* Task description: Would you transcribe the whole listing exactly, minus its pictures?

* Items:
++++++++++

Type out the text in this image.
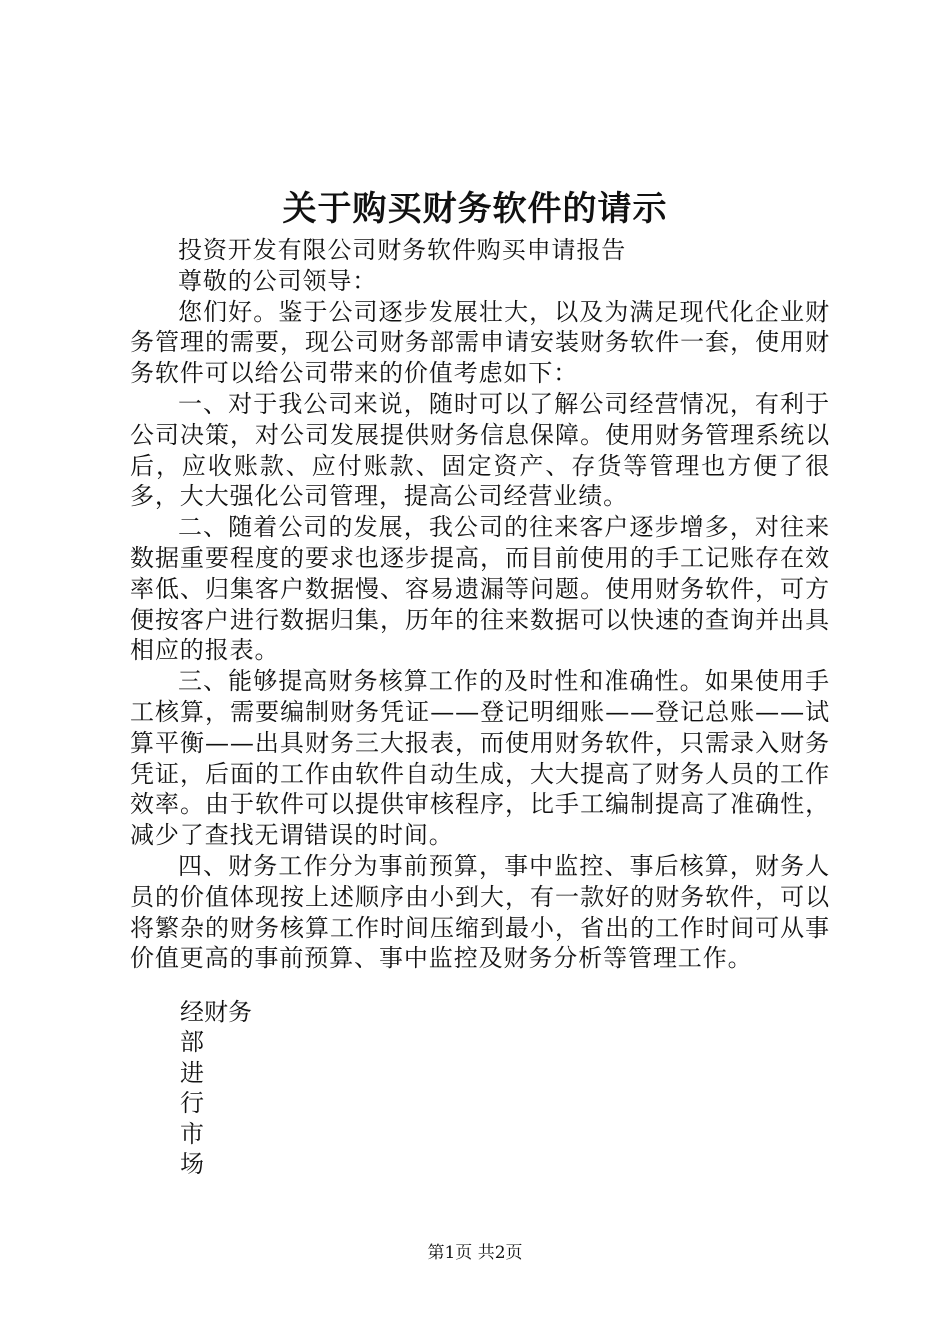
关于购买财务软件的请示

投资开发有限公司财务软件购买申请报告

尊敬的公司领导：

您们好。鉴于公司逐步发展壮大，以及为满足现代化企业财务管理的需要，现公司财务部需申请安装财务软件一套，使用财务软件可以给公司带来的价值考虑如下：

一、对于我公司来说，随时可以了解公司经营情况，有利于公司决策，对公司发展提供财务信息保障。使用财务管理系统以后，应收账款、应付账款、固定资产、存货等管理也方便了很多，大大强化公司管理，提高公司经营业绩。

二、随着公司的发展，我公司的往来客户逐步增多，对往来数据重要程度的要求也逐步提高，而目前使用的手工记账存在效率低、归集客户数据慢、容易遗漏等问题。使用财务软件，可方便按客户进行数据归集，历年的往来数据可以快速的查询并出具相应的报表。

三、能够提高财务核算工作的及时性和准确性。如果使用手工核算，需要编制财务凭证——登记明细账——登记总账——试算平衡——出具财务三大报表，而使用财务软件，只需录入财务凭证，后面的工作由软件自动生成，大大提高了财务人员的工作效率。由于软件可以提供审核程序，比手工编制提高了准确性，减少了查找无谓错误的时间。

四、财务工作分为事前预算，事中监控、事后核算，财务人员的价值体现按上述顺序由小到大，有一款好的财务软件，可以将繁杂的财务核算工作时间压缩到最小，省出的工作时间可从事价值更高的事前预算、事中监控及财务分析等管理工作。

经财务
部
进
行
市
场
第1页 共2页
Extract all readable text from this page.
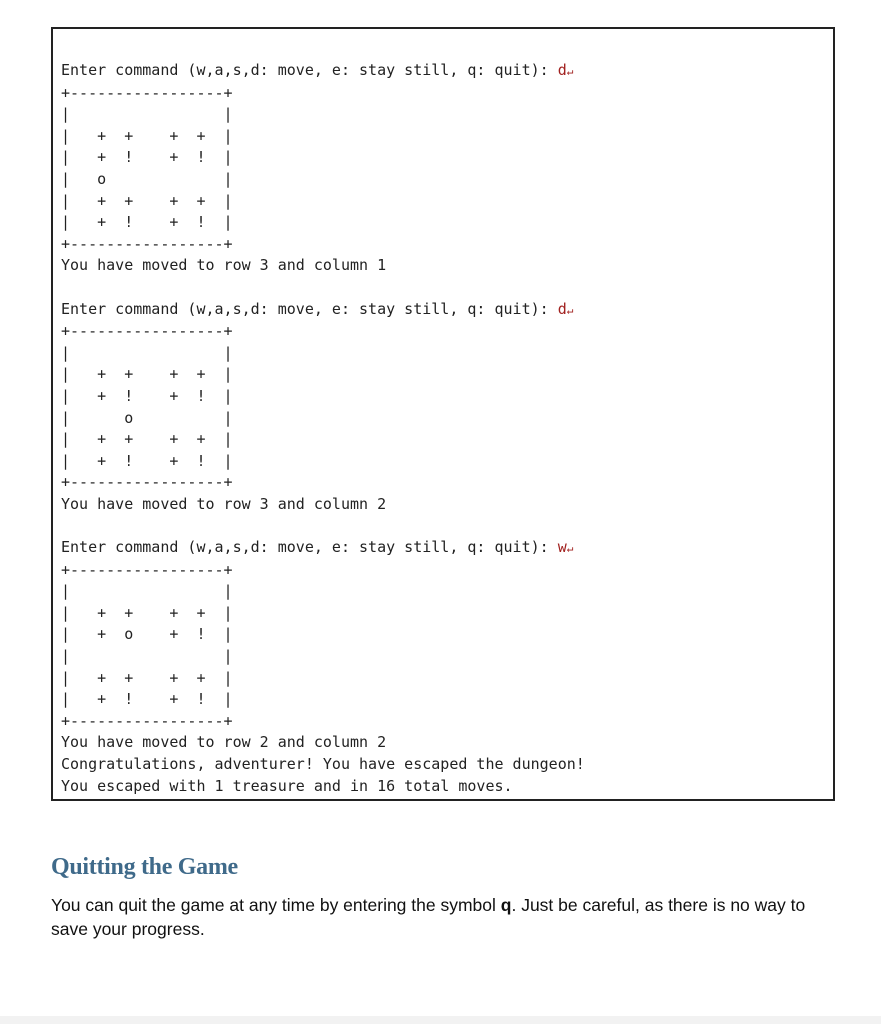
Enter command (w,a,s,d: move, e: stay still, q: quit): d↵
+-----------------+
|                 |
|   +  +    +  +  |
|   +  !    +  !  |
|   o             |
|   +  +    +  +  |
|   +  !    +  !  |
+-----------------+
You have moved to row 3 and column 1
Enter command (w,a,s,d: move, e: stay still, q: quit): d↵
+-----------------+
|                 |
|   +  +    +  +  |
|   +  !    +  !  |
|      o          |
|   +  +    +  +  |
|   +  !    +  !  |
+-----------------+
You have moved to row 3 and column 2
Enter command (w,a,s,d: move, e: stay still, q: quit): w↵
+-----------------+
|                 |
|   +  +    +  +  |
|   +  o    +  !  |
|                 |
|   +  +    +  +  |
|   +  !    +  !  |
+-----------------+
You have moved to row 2 and column 2
Congratulations, adventurer! You have escaped the dungeon!
You escaped with 1 treasure and in 16 total moves.
Quitting the Game

You can quit the game at any time by entering the symbol q. Just be careful, as there is no way to save your progress.
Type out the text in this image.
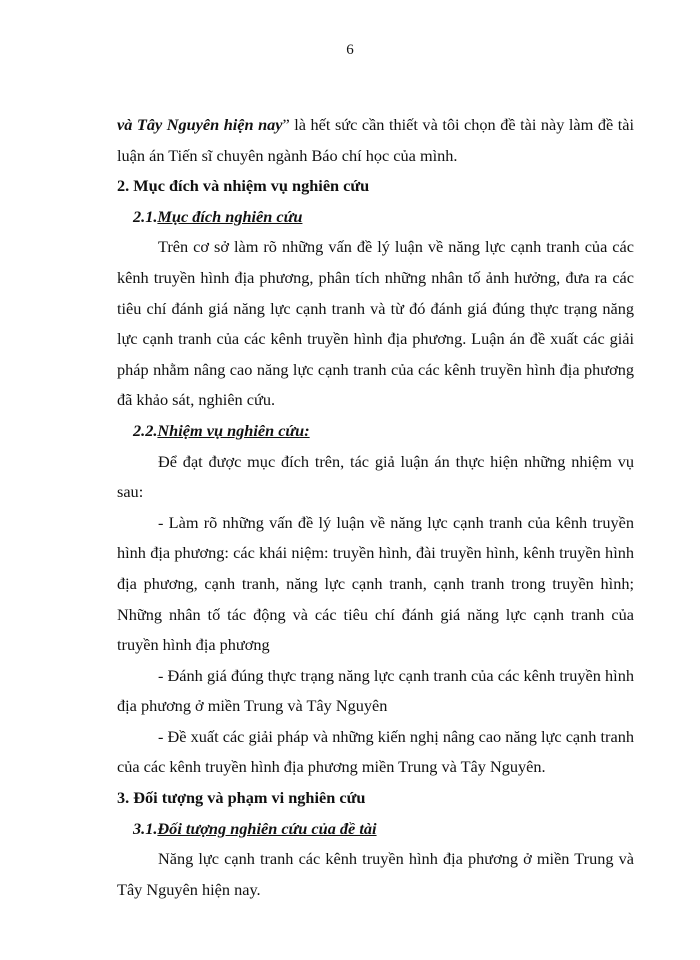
6

và Tây Nguyên hiện nay” là hết sức cần thiết và tôi chọn đề tài này làm đề tài luận án Tiến sĩ chuyên ngành Báo chí học của mình.

2. Mục đích và nhiệm vụ nghiên cứu

2.1.Mục đích nghiên cứu

Trên cơ sở làm rõ những vấn đề lý luận về năng lực cạnh tranh của các kênh truyền hình địa phương, phân tích những nhân tố ảnh hưởng, đưa ra các tiêu chí đánh giá năng lực cạnh tranh và từ đó đánh giá đúng thực trạng năng lực cạnh tranh của các kênh truyền hình địa phương. Luận án đề xuất các giải pháp nhằm nâng cao năng lực cạnh tranh của các kênh truyền hình địa phương đã khảo sát, nghiên cứu.

2.2.Nhiệm vụ nghiên cứu:

Để đạt được mục đích trên, tác giả luận án thực hiện những nhiệm vụ sau:

- Làm rõ những vấn đề lý luận về năng lực cạnh tranh của kênh truyền hình địa phương: các khái niệm: truyền hình, đài truyền hình, kênh truyền hình địa phương, cạnh tranh, năng lực cạnh tranh, cạnh tranh trong truyền hình; Những nhân tố tác động và các tiêu chí đánh giá năng lực cạnh tranh của truyền hình địa phương

- Đánh giá đúng thực trạng năng lực cạnh tranh của các kênh truyền hình địa phương ở miền Trung và Tây Nguyên

- Đề xuất các giải pháp và những kiến nghị nâng cao năng lực cạnh tranh của các kênh truyền hình địa phương miền Trung và Tây Nguyên.

3. Đối tượng và phạm vi nghiên cứu

3.1.Đối tượng nghiên cứu của đề tài

Năng lực cạnh tranh các kênh truyền hình địa phương ở miền Trung và Tây Nguyên hiện nay.
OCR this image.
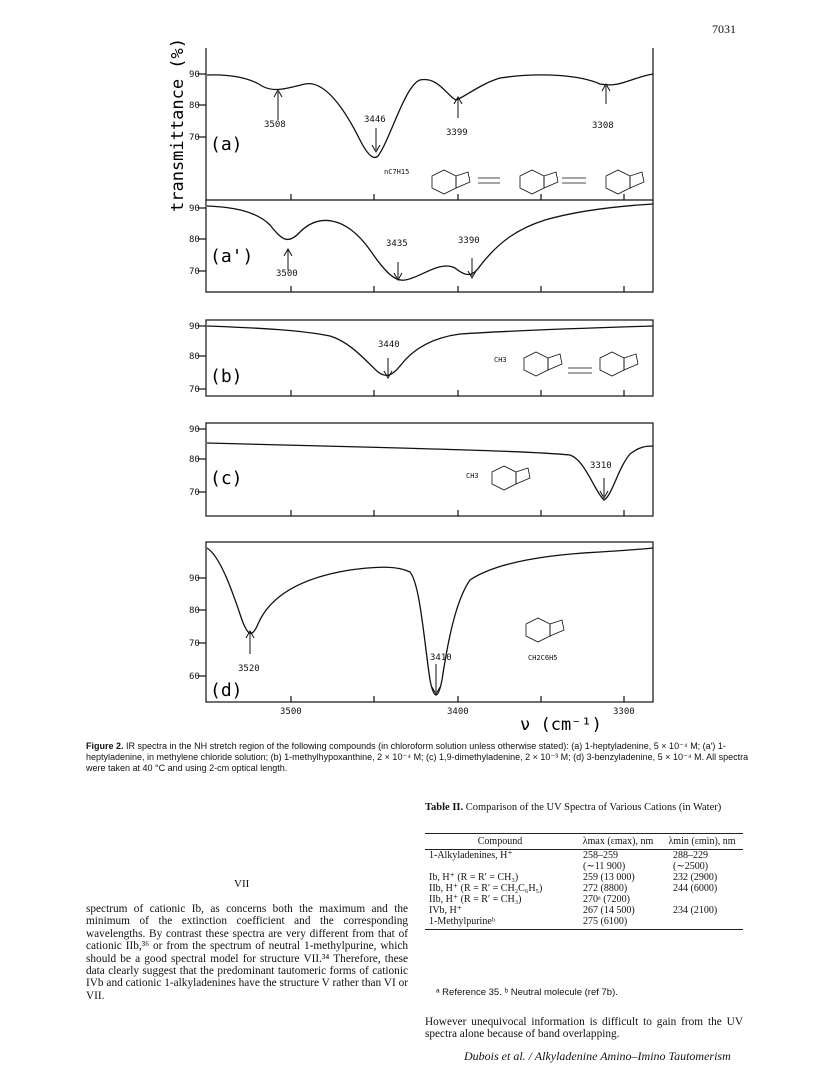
7031
transmittance (%) 90
80
70
3508	3446
3399
3308
nC7H15
(a)
90
80
70	3500
3435	3390
(a')
90
80
70
3440
CH3
(b)
90
80
70
3310
CH3
(c)
90
80
70
60
3520
3410	CH2C6H5
3500	3400	3300
(d)
ν (cm⁻¹)
Figure 2. IR spectra in the NH stretch region of the following compounds (in chloroform solution unless otherwise stated): (a) 1-heptyladenine, 5 × 10⁻⁴ M; (a′) 1-heptyladenine, in methylene chloride solution; (b) 1-methylhypoxanthine, 2 × 10⁻⁴ M; (c) 1,9-dimethyladenine, 2 × 10⁻³ M; (d) 3-benzyladenine, 5 × 10⁻⁴ M. All spectra were taken at 40 °C and using 2-cm optical length.
VII
Table II. Comparison of the UV Spectra of Various Cations (in Water)
Compound	λmax (εmax), nm	λmin (εmin), nm
1-Alkyladenines, H⁺	258–259	288–229
	(∼11 900)	(∼2500)
Ib, H⁺ (R = R′ = CH₃)	259 (13 000)	232 (2900)
IIb, H⁺ (R = R′ = CH₂C₆H₅)	272 (8800)	244 (6000)
IIb, H⁺ (R = R′ = CH₃)	270ᵃ (7200)	
IVb, H⁺	267 (14 500)	234 (2100)
1-Methylpurineᵇ	275 (6100)	
ᵃ Reference 35. ᵇ Neutral molecule (ref 7b).
spectrum of cationic Ib, as concerns both the maximum and the minimum of the extinction coefficient and the corresponding wavelengths. By contrast these spectra are very different from that of cationic IIb,³⁶ or from the spectrum of neutral 1-methylpurine, which should be a good spectral model for structure VII.³⁴ Therefore, these data clearly suggest that the predominant tautomeric forms of cationic IVb and cationic 1-alkyladenines have the structure V rather than VI or VII.
However unequivocal information is difficult to gain from the UV spectra alone because of band overlapping.
Dubois et al. / Alkyladenine Amino–Imino Tautomerism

++++++++++

* Answer:
Type out the text in this image.
关于购买财务软件的请示

投资开发有限公司财务软件购买申请报告

尊敬的公司领导：

您们好。鉴于公司逐步发展壮大，以及为满足现代化企业财务管理的需要，现公司财务部需申请安装财务软件一套，使用财务软件可以给公司带来的价值考虑如下：

一、对于我公司来说，随时可以了解公司经营情况，有利于公司决策，对公司发展提供财务信息保障。使用财务管理系统以后，应收账款、应付账款、固定资产、存货等管理也方便了很多，大大强化公司管理，提高公司经营业绩。

二、随着公司的发展，我公司的往来客户逐步增多，对往来数据重要程度的要求也逐步提高，而目前使用的手工记账存在效率低、归集客户数据慢、容易遗漏等问题。使用财务软件，可方便按客户进行数据归集，历年的往来数据可以快速的查询并出具相应的报表。

三、能够提高财务核算工作的及时性和准确性。如果使用手工核算，需要编制财务凭证——登记明细账——登记总账——试算平衡——出具财务三大报表，而使用财务软件，只需录入财务凭证，后面的工作由软件自动生成，大大提高了财务人员的工作效率。由于软件可以提供审核程序，比手工编制提高了准确性，减少了查找无谓错误的时间。

四、财务工作分为事前预算，事中监控、事后核算，财务人员的价值体现按上述顺序由小到大，有一款好的财务软件，可以将繁杂的财务核算工作时间压缩到最小，省出的工作时间可从事价值更高的事前预算、事中监控及财务分析等管理工作。

经财务
部
进
行
市
场
第1页 共2页
Extract all readable text from this page.
Enter command (w,a,s,d: move, e: stay still, q: quit): d↵
+-----------------+
|                 |
|   +  +    +  +  |
|   +  !    +  !  |
|   o             |
|   +  +    +  +  |
|   +  !    +  !  |
+-----------------+
You have moved to row 3 and column 1
Enter command (w,a,s,d: move, e: stay still, q: quit): d↵
+-----------------+
|                 |
|   +  +    +  +  |
|   +  !    +  !  |
|      o          |
|   +  +    +  +  |
|   +  !    +  !  |
+-----------------+
You have moved to row 3 and column 2
Enter command (w,a,s,d: move, e: stay still, q: quit): w↵
+-----------------+
|                 |
|   +  +    +  +  |
|   +  o    +  !  |
|                 |
|   +  +    +  +  |
|   +  !    +  !  |
+-----------------+
You have moved to row 2 and column 2
Congratulations, adventurer! You have escaped the dungeon!
You escaped with 1 treasure and in 16 total moves.
Quitting the Game

You can quit the game at any time by entering the symbol q. Just be careful, as there is no way to save your progress.
Type out the text in this image.
6

và Tây Nguyên hiện nay” là hết sức cần thiết và tôi chọn đề tài này làm đề tài luận án Tiến sĩ chuyên ngành Báo chí học của mình.

2. Mục đích và nhiệm vụ nghiên cứu

2.1.Mục đích nghiên cứu

Trên cơ sở làm rõ những vấn đề lý luận về năng lực cạnh tranh của các kênh truyền hình địa phương, phân tích những nhân tố ảnh hưởng, đưa ra các tiêu chí đánh giá năng lực cạnh tranh và từ đó đánh giá đúng thực trạng năng lực cạnh tranh của các kênh truyền hình địa phương. Luận án đề xuất các giải pháp nhằm nâng cao năng lực cạnh tranh của các kênh truyền hình địa phương đã khảo sát, nghiên cứu.

2.2.Nhiệm vụ nghiên cứu:

Để đạt được mục đích trên, tác giả luận án thực hiện những nhiệm vụ sau:

- Làm rõ những vấn đề lý luận về năng lực cạnh tranh của kênh truyền hình địa phương: các khái niệm: truyền hình, đài truyền hình, kênh truyền hình địa phương, cạnh tranh, năng lực cạnh tranh, cạnh tranh trong truyền hình; Những nhân tố tác động và các tiêu chí đánh giá năng lực cạnh tranh của truyền hình địa phương

- Đánh giá đúng thực trạng năng lực cạnh tranh của các kênh truyền hình địa phương ở miền Trung và Tây Nguyên

- Đề xuất các giải pháp và những kiến nghị nâng cao năng lực cạnh tranh của các kênh truyền hình địa phương miền Trung và Tây Nguyên.

3. Đối tượng và phạm vi nghiên cứu

3.1.Đối tượng nghiên cứu của đề tài

Năng lực cạnh tranh các kênh truyền hình địa phương ở miền Trung và Tây Nguyên hiện nay.
OCR this image.
7031
transmittance (%) 90
80
70
3508	3446
3399
3308
nC7H15
(a)
90
80
70	3500
3435	3390
(a')
90
80
70
3440
CH3
(b)
90
80
70
3310
CH3
(c)
90
80
70
60
3520
3410	CH2C6H5
3500	3400	3300
(d)
ν (cm⁻¹)
Figure 2. IR spectra in the NH stretch region of the following compounds (in chloroform solution unless otherwise stated): (a) 1-heptyladenine, 5 × 10⁻⁴ M; (a′) 1-heptyladenine, in methylene chloride solution; (b) 1-methylhypoxanthine, 2 × 10⁻⁴ M; (c) 1,9-dimethyladenine, 2 × 10⁻³ M; (d) 3-benzyladenine, 5 × 10⁻⁴ M. All spectra were taken at 40 °C and using 2-cm optical length.
VII
Table II. Comparison of the UV Spectra of Various Cations (in Water)
Compound	λmax (εmax), nm	λmin (εmin), nm
1-Alkyladenines, H⁺	258–259	288–229
	(∼11 900)	(∼2500)
Ib, H⁺ (R = R′ = CH₃)	259 (13 000)	232 (2900)
IIb, H⁺ (R = R′ = CH₂C₆H₅)	272 (8800)	244 (6000)
IIb, H⁺ (R = R′ = CH₃)	270ᵃ (7200)	
IVb, H⁺	267 (14 500)	234 (2100)
1-Methylpurineᵇ	275 (6100)	
ᵃ Reference 35. ᵇ Neutral molecule (ref 7b).
spectrum of cationic Ib, as concerns both the maximum and the minimum of the extinction coefficient and the corresponding wavelengths. By contrast these spectra are very different from that of cationic IIb,³⁶ or from the spectrum of neutral 1-methylpurine, which should be a good spectral model for structure VII.³⁴ Therefore, these data clearly suggest that the predominant tautomeric forms of cationic IVb and cationic 1-alkyladenines have the structure V rather than VI or VII.
However unequivocal information is difficult to gain from the UV spectra alone because of band overlapping.
Dubois et al. / Alkyladenine Amino–Imino Tautomerism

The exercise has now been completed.